Dataset excerpts:

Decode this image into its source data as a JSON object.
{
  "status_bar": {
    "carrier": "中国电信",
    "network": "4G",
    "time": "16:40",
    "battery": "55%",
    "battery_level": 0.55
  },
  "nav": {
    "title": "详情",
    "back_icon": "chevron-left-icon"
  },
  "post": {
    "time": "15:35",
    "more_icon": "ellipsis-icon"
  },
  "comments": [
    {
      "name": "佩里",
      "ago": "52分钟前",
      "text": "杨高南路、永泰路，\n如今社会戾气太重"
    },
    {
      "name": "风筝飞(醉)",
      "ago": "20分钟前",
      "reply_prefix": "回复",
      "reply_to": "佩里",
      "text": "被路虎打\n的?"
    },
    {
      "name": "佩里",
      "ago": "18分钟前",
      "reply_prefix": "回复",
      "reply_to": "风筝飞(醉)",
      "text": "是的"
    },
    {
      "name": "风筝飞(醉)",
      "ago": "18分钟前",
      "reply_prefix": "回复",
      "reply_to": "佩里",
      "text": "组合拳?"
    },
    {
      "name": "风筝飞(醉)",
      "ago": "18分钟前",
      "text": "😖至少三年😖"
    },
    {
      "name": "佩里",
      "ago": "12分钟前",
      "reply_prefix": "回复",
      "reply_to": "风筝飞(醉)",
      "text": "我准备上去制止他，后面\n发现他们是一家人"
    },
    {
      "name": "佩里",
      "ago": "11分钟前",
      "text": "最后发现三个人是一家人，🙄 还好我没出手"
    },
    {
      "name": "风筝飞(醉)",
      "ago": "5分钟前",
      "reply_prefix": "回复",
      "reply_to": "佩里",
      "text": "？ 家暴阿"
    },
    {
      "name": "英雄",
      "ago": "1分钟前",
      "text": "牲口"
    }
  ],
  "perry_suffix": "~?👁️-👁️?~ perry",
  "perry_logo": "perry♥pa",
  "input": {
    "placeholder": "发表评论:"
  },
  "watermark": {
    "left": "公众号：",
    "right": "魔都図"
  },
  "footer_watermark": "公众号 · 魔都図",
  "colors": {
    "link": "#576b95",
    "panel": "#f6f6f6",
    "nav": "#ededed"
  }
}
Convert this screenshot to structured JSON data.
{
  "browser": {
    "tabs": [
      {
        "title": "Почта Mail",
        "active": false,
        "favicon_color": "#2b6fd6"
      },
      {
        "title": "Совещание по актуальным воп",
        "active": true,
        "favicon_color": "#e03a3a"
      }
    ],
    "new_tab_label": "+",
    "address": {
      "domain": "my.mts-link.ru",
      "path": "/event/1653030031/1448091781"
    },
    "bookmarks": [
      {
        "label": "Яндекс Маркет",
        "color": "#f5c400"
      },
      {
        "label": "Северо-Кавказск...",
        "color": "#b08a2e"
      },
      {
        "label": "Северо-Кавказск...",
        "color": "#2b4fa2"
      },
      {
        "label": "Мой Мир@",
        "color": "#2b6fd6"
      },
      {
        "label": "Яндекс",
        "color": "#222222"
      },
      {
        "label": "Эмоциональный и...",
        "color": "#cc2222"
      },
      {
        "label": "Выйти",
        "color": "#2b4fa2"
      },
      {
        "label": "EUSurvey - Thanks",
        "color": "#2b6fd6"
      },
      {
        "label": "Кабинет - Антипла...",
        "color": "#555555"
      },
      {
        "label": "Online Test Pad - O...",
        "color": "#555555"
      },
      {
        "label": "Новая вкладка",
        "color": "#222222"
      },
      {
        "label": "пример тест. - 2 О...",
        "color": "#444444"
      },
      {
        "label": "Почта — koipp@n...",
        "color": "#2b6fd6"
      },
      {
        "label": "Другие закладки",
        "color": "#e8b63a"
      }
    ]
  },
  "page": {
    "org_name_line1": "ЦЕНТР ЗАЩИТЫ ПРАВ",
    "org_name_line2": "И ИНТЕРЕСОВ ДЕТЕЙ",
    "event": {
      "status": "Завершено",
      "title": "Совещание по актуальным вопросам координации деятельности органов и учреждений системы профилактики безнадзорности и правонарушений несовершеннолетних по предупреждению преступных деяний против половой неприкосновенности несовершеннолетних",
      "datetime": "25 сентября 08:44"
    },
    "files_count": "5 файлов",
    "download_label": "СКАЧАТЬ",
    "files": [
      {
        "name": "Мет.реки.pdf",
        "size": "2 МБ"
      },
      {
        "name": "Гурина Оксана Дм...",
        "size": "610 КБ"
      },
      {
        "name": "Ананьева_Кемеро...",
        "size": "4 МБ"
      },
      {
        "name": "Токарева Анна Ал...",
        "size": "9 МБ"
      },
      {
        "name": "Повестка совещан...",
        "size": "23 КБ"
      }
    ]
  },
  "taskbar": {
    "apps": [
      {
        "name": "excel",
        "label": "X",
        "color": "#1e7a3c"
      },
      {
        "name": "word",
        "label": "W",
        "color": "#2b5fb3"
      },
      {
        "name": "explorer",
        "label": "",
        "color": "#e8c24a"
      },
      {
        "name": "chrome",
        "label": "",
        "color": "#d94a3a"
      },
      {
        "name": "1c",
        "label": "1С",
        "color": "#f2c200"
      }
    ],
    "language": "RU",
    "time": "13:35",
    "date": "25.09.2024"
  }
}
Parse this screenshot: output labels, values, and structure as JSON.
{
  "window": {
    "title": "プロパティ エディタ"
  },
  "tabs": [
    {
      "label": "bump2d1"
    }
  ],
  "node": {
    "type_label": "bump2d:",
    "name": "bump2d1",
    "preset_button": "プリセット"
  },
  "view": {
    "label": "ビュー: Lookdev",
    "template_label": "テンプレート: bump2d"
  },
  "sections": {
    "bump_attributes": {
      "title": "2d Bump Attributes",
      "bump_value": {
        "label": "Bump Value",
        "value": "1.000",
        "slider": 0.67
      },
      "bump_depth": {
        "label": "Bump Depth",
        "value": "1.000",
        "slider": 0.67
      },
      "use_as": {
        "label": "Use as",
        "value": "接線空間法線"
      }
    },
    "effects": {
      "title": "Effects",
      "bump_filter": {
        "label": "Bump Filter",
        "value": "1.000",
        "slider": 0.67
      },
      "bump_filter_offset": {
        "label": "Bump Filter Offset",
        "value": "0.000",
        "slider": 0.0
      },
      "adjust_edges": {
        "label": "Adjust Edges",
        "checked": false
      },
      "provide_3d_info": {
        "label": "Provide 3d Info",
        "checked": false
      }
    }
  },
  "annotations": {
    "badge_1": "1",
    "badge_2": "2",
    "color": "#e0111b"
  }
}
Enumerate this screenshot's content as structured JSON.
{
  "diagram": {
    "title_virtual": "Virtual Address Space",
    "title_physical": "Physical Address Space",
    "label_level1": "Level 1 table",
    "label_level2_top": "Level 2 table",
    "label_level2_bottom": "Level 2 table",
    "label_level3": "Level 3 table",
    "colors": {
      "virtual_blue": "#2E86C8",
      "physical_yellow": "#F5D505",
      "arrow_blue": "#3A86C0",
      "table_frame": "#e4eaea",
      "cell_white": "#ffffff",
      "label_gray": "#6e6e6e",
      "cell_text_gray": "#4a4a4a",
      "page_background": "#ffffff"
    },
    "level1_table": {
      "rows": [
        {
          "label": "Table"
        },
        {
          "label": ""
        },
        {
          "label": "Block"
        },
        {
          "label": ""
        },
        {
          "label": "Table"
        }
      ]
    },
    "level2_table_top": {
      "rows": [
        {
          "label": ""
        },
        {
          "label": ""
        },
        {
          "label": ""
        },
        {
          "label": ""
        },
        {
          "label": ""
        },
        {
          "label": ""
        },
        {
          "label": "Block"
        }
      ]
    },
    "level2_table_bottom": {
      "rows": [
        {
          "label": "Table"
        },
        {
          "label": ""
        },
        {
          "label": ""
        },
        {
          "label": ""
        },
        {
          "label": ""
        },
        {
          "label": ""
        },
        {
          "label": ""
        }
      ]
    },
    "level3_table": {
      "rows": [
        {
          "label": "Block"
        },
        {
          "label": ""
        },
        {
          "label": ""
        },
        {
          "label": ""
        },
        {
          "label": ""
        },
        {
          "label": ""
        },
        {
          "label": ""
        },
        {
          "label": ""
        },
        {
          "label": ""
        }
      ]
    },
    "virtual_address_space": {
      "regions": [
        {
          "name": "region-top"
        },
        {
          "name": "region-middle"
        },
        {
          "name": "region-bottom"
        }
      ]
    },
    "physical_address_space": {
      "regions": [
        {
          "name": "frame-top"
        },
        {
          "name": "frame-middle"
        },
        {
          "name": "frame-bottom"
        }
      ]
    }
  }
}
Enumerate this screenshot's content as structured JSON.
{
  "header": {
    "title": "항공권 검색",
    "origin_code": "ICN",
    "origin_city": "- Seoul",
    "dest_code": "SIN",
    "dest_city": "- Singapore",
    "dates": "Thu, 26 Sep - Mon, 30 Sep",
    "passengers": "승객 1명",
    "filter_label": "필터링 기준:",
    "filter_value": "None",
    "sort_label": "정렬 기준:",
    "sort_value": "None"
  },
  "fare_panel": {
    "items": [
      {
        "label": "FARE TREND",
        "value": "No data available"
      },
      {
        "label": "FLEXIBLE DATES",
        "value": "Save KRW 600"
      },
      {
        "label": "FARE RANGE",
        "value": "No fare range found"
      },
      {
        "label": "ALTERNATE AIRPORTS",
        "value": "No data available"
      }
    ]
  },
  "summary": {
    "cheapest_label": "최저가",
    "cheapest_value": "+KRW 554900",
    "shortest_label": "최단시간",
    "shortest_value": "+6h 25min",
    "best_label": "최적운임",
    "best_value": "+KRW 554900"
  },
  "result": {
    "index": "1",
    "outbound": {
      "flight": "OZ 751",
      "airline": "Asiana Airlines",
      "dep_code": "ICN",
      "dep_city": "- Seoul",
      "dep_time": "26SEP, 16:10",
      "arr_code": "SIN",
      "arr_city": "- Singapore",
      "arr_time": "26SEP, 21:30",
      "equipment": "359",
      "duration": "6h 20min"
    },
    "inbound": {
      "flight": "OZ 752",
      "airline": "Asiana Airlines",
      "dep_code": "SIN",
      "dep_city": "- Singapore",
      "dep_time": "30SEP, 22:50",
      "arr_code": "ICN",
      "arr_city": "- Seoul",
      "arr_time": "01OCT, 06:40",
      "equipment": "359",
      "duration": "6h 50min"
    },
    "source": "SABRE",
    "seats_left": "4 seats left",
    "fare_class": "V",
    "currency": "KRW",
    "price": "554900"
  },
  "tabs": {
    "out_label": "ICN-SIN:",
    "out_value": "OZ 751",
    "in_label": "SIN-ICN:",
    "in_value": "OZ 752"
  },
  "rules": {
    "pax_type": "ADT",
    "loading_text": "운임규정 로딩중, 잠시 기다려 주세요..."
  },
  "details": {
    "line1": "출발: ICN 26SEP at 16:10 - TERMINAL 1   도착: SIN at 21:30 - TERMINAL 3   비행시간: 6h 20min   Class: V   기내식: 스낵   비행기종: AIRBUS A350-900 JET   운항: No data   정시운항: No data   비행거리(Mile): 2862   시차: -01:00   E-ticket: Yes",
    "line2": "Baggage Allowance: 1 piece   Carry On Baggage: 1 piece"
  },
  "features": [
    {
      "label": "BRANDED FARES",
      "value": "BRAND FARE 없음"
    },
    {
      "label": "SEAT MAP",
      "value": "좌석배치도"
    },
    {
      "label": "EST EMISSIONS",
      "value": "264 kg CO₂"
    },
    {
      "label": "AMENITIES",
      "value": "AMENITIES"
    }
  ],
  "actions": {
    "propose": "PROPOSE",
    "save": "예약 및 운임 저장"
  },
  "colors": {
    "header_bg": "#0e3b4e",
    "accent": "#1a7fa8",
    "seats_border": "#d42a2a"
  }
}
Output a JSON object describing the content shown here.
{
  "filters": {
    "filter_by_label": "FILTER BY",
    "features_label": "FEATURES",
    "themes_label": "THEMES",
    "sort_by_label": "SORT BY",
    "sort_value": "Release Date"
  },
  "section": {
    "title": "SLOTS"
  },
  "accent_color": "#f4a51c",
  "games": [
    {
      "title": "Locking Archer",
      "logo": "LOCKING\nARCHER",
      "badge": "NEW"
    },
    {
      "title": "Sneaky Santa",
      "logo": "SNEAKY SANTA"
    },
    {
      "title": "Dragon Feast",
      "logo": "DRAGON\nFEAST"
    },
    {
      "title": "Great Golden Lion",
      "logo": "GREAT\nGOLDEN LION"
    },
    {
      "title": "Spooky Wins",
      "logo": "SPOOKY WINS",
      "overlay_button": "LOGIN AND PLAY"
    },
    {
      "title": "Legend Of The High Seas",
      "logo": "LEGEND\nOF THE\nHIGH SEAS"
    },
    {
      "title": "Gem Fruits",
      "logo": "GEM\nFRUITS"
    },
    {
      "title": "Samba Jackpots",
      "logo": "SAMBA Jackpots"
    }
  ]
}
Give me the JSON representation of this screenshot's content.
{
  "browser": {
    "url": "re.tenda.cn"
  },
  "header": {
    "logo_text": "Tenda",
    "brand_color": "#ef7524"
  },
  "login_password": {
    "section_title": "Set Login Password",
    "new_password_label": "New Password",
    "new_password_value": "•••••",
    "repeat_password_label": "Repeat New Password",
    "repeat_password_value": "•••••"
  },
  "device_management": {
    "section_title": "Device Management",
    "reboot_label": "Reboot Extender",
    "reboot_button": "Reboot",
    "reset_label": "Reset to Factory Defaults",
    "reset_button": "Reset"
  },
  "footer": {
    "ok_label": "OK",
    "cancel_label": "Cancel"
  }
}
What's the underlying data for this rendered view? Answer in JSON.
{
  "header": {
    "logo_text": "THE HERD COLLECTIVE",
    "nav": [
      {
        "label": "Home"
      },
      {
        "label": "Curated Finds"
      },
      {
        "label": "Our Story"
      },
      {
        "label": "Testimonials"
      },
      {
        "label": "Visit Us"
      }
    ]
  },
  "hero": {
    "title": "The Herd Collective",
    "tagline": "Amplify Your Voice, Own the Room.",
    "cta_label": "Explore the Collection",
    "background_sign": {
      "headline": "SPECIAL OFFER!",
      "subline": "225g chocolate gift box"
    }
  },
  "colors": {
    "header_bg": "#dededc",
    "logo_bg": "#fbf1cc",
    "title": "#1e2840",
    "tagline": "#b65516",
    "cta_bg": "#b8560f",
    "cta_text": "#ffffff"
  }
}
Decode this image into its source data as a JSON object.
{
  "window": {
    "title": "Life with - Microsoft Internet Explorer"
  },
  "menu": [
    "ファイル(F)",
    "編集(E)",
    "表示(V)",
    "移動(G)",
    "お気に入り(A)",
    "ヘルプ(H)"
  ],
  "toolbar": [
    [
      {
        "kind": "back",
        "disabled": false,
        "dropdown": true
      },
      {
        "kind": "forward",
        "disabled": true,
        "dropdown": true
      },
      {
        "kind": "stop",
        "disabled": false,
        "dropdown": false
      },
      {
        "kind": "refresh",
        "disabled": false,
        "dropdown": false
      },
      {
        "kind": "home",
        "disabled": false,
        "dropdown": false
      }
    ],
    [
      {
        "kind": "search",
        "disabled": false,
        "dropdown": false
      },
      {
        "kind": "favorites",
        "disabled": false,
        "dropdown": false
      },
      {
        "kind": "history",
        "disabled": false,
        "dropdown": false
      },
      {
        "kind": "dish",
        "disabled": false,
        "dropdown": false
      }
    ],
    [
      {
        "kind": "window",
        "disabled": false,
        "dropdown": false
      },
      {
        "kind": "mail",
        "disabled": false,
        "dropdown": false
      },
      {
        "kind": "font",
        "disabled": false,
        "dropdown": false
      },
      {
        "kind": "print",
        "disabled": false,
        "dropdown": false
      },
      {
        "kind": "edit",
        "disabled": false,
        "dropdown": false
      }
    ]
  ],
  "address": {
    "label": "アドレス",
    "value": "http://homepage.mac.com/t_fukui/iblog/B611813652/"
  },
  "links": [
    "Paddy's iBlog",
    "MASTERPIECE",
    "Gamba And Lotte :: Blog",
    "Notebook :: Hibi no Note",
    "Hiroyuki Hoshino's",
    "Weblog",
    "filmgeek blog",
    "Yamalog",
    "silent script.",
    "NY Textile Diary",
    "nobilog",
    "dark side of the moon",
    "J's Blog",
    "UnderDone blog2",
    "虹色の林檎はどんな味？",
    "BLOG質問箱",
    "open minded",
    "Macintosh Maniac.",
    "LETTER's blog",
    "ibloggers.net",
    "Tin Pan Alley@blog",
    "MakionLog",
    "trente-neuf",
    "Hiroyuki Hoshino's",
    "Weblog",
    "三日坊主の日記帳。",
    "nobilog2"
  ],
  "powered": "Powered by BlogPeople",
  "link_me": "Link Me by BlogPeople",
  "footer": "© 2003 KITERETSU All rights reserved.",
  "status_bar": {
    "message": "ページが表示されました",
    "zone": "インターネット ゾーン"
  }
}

■ **Task statement**: Filter the entries above down to the lines containing the word "duration".

■ **Answer to the problem**:
      "duration": "6h 20min"
      "duration": "6h 50min"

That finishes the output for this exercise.